Task prompt>
Repeat every record below exactly, but leave out any pictures.

Information given>
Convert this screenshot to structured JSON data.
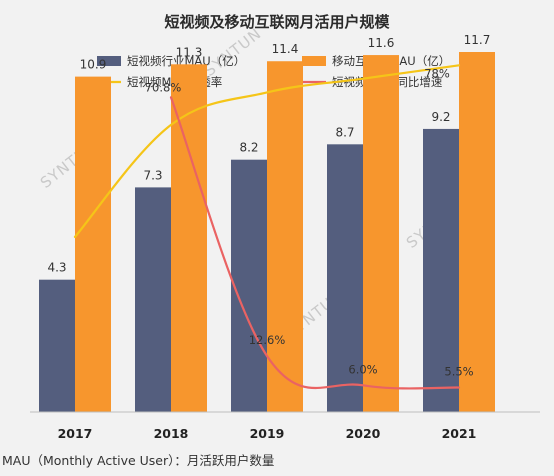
{
  "chart_data": {
    "type": "bar",
    "title": "短视频及移动互联网月活用户规模",
    "categories": [
      "2017",
      "2018",
      "2019",
      "2020",
      "2021"
    ],
    "series": [
      {
        "name": "短视频行业MAU（亿）",
        "kind": "bar",
        "color": "#545e7e",
        "values": [
          4.3,
          7.3,
          8.2,
          8.7,
          9.2
        ],
        "labels": [
          "4.3",
          "7.3",
          "8.2",
          "8.7",
          "9.2"
        ]
      },
      {
        "name": "移动互联网MAU（亿）",
        "kind": "bar",
        "color": "#f7962d",
        "values": [
          10.9,
          11.3,
          11.4,
          11.6,
          11.7
        ],
        "labels": [
          "10.9",
          "11.3",
          "11.4",
          "11.6",
          "11.7"
        ]
      },
      {
        "name": "短视频MAU渗透率",
        "kind": "line",
        "color": "#f5c518",
        "values": [
          39.4,
          64.6,
          71.9,
          75.0,
          78.0
        ],
        "labels": [
          "",
          "",
          "",
          "",
          "78%"
        ]
      },
      {
        "name": "短视频MAU 同比增速",
        "kind": "line",
        "color": "#ea6363",
        "values": [
          null,
          70.8,
          12.6,
          6.0,
          5.5
        ],
        "labels": [
          "",
          "70.8%",
          "12.6%",
          "6.0%",
          "5.5%"
        ]
      }
    ],
    "bar_ylim": [
      0,
      13
    ],
    "line_ylim": [
      0,
      90
    ],
    "legend_position": "top",
    "grid": false,
    "footnote": "MAU（Monthly Active User）：月活跃用户数量",
    "watermark": "SYNTUN"
  }
}
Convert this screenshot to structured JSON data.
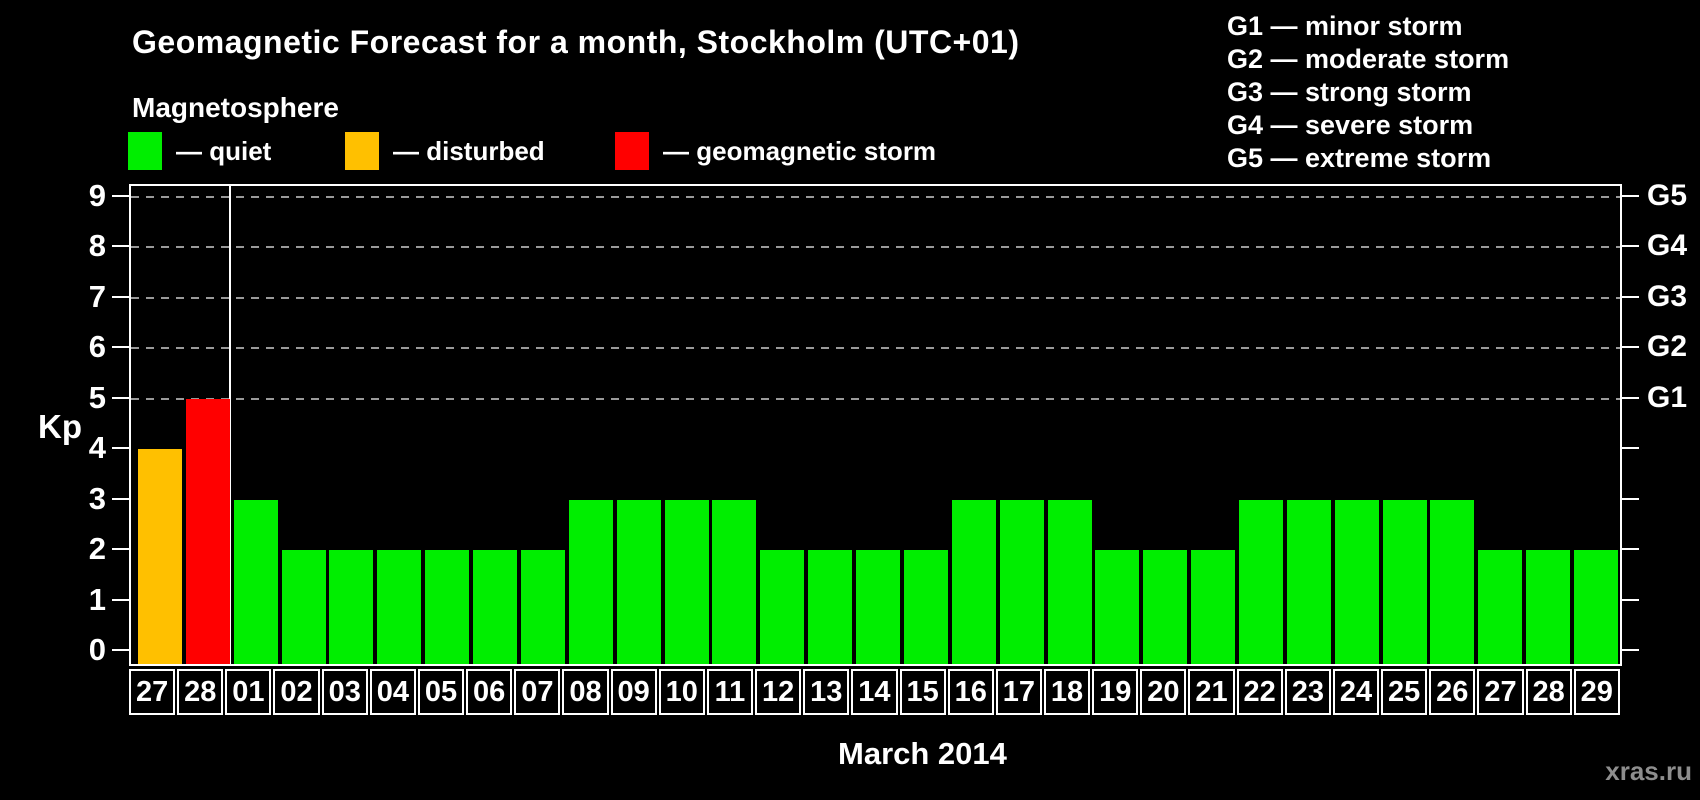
{
  "header": {
    "title": "Geomagnetic Forecast for a month, Stockholm (UTC+01)",
    "subtitle": "Magnetosphere"
  },
  "legend": {
    "items": [
      {
        "label": "— quiet",
        "status": "quiet"
      },
      {
        "label": "— disturbed",
        "status": "disturbed"
      },
      {
        "label": "— geomagnetic storm",
        "status": "storm"
      }
    ]
  },
  "g_legend": {
    "items": [
      "G1 — minor storm",
      "G2 — moderate storm",
      "G3 — strong storm",
      "G4 — severe storm",
      "G5 — extreme storm"
    ]
  },
  "colors": {
    "quiet": "#00ee00",
    "disturbed": "#ffc000",
    "storm": "#ff0000",
    "axis": "#ffffff",
    "grid": "#9a9a9a",
    "watermark": "#8e8e8e"
  },
  "watermark": "xras.ru",
  "chart_data": {
    "type": "bar",
    "title": "Geomagnetic Forecast for a month, Stockholm (UTC+01)",
    "xlabel": "March 2014",
    "ylabel": "Kp",
    "ylim": [
      0,
      9
    ],
    "y_ticks": [
      0,
      1,
      2,
      3,
      4,
      5,
      6,
      7,
      8,
      9
    ],
    "gridlines_at": [
      5,
      6,
      7,
      8,
      9
    ],
    "grid": "dashed horizontal lines at storm levels only",
    "legend_position": "top",
    "right_axis_labels": [
      {
        "label": "G1",
        "level": 5
      },
      {
        "label": "G2",
        "level": 6
      },
      {
        "label": "G3",
        "level": 7
      },
      {
        "label": "G4",
        "level": 8
      },
      {
        "label": "G5",
        "level": 9
      }
    ],
    "month_separator_after_index": 1,
    "categories": [
      "27",
      "28",
      "01",
      "02",
      "03",
      "04",
      "05",
      "06",
      "07",
      "08",
      "09",
      "10",
      "11",
      "12",
      "13",
      "14",
      "15",
      "16",
      "17",
      "18",
      "19",
      "20",
      "21",
      "22",
      "23",
      "24",
      "25",
      "26",
      "27",
      "28",
      "29"
    ],
    "series": [
      {
        "name": "Kp forecast",
        "values": [
          4,
          5,
          3,
          2,
          2,
          2,
          2,
          2,
          2,
          3,
          3,
          3,
          3,
          2,
          2,
          2,
          2,
          3,
          3,
          3,
          2,
          2,
          2,
          3,
          3,
          3,
          3,
          3,
          2,
          2,
          2
        ],
        "statuses": [
          "disturbed",
          "storm",
          "quiet",
          "quiet",
          "quiet",
          "quiet",
          "quiet",
          "quiet",
          "quiet",
          "quiet",
          "quiet",
          "quiet",
          "quiet",
          "quiet",
          "quiet",
          "quiet",
          "quiet",
          "quiet",
          "quiet",
          "quiet",
          "quiet",
          "quiet",
          "quiet",
          "quiet",
          "quiet",
          "quiet",
          "quiet",
          "quiet",
          "quiet",
          "quiet",
          "quiet"
        ]
      }
    ]
  }
}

Answer to the task>
Convert this screenshot to structured JSON data.
{
  "chart_data": {
    "type": "bar",
    "title": "短视频及移动互联网月活用户规模",
    "categories": [
      "2017",
      "2018",
      "2019",
      "2020",
      "2021"
    ],
    "series": [
      {
        "name": "短视频行业MAU（亿）",
        "kind": "bar",
        "color": "#545e7e",
        "values": [
          4.3,
          7.3,
          8.2,
          8.7,
          9.2
        ],
        "labels": [
          "4.3",
          "7.3",
          "8.2",
          "8.7",
          "9.2"
        ]
      },
      {
        "name": "移动互联网MAU（亿）",
        "kind": "bar",
        "color": "#f7962d",
        "values": [
          10.9,
          11.3,
          11.4,
          11.6,
          11.7
        ],
        "labels": [
          "10.9",
          "11.3",
          "11.4",
          "11.6",
          "11.7"
        ]
      },
      {
        "name": "短视频MAU渗透率",
        "kind": "line",
        "color": "#f5c518",
        "values": [
          39.4,
          64.6,
          71.9,
          75.0,
          78.0
        ],
        "labels": [
          "",
          "",
          "",
          "",
          "78%"
        ]
      },
      {
        "name": "短视频MAU 同比增速",
        "kind": "line",
        "color": "#ea6363",
        "values": [
          null,
          70.8,
          12.6,
          6.0,
          5.5
        ],
        "labels": [
          "",
          "70.8%",
          "12.6%",
          "6.0%",
          "5.5%"
        ]
      }
    ],
    "bar_ylim": [
      0,
      13
    ],
    "line_ylim": [
      0,
      90
    ],
    "legend_position": "top",
    "grid": false,
    "footnote": "MAU（Monthly Active User）：月活跃用户数量",
    "watermark": "SYNTUN"
  }
}
Convert this screenshot to structured JSON data.
{
  "header": {
    "title": "Geomagnetic Forecast for a month, Stockholm (UTC+01)",
    "subtitle": "Magnetosphere"
  },
  "legend": {
    "items": [
      {
        "label": "— quiet",
        "status": "quiet"
      },
      {
        "label": "— disturbed",
        "status": "disturbed"
      },
      {
        "label": "— geomagnetic storm",
        "status": "storm"
      }
    ]
  },
  "g_legend": {
    "items": [
      "G1 — minor storm",
      "G2 — moderate storm",
      "G3 — strong storm",
      "G4 — severe storm",
      "G5 — extreme storm"
    ]
  },
  "colors": {
    "quiet": "#00ee00",
    "disturbed": "#ffc000",
    "storm": "#ff0000",
    "axis": "#ffffff",
    "grid": "#9a9a9a",
    "watermark": "#8e8e8e"
  },
  "watermark": "xras.ru",
  "chart_data": {
    "type": "bar",
    "title": "Geomagnetic Forecast for a month, Stockholm (UTC+01)",
    "xlabel": "March 2014",
    "ylabel": "Kp",
    "ylim": [
      0,
      9
    ],
    "y_ticks": [
      0,
      1,
      2,
      3,
      4,
      5,
      6,
      7,
      8,
      9
    ],
    "gridlines_at": [
      5,
      6,
      7,
      8,
      9
    ],
    "grid": "dashed horizontal lines at storm levels only",
    "legend_position": "top",
    "right_axis_labels": [
      {
        "label": "G1",
        "level": 5
      },
      {
        "label": "G2",
        "level": 6
      },
      {
        "label": "G3",
        "level": 7
      },
      {
        "label": "G4",
        "level": 8
      },
      {
        "label": "G5",
        "level": 9
      }
    ],
    "month_separator_after_index": 1,
    "categories": [
      "27",
      "28",
      "01",
      "02",
      "03",
      "04",
      "05",
      "06",
      "07",
      "08",
      "09",
      "10",
      "11",
      "12",
      "13",
      "14",
      "15",
      "16",
      "17",
      "18",
      "19",
      "20",
      "21",
      "22",
      "23",
      "24",
      "25",
      "26",
      "27",
      "28",
      "29"
    ],
    "series": [
      {
        "name": "Kp forecast",
        "values": [
          4,
          5,
          3,
          2,
          2,
          2,
          2,
          2,
          2,
          3,
          3,
          3,
          3,
          2,
          2,
          2,
          2,
          3,
          3,
          3,
          2,
          2,
          2,
          3,
          3,
          3,
          3,
          3,
          2,
          2,
          2
        ],
        "statuses": [
          "disturbed",
          "storm",
          "quiet",
          "quiet",
          "quiet",
          "quiet",
          "quiet",
          "quiet",
          "quiet",
          "quiet",
          "quiet",
          "quiet",
          "quiet",
          "quiet",
          "quiet",
          "quiet",
          "quiet",
          "quiet",
          "quiet",
          "quiet",
          "quiet",
          "quiet",
          "quiet",
          "quiet",
          "quiet",
          "quiet",
          "quiet",
          "quiet",
          "quiet",
          "quiet",
          "quiet"
        ]
      }
    ]
  }
}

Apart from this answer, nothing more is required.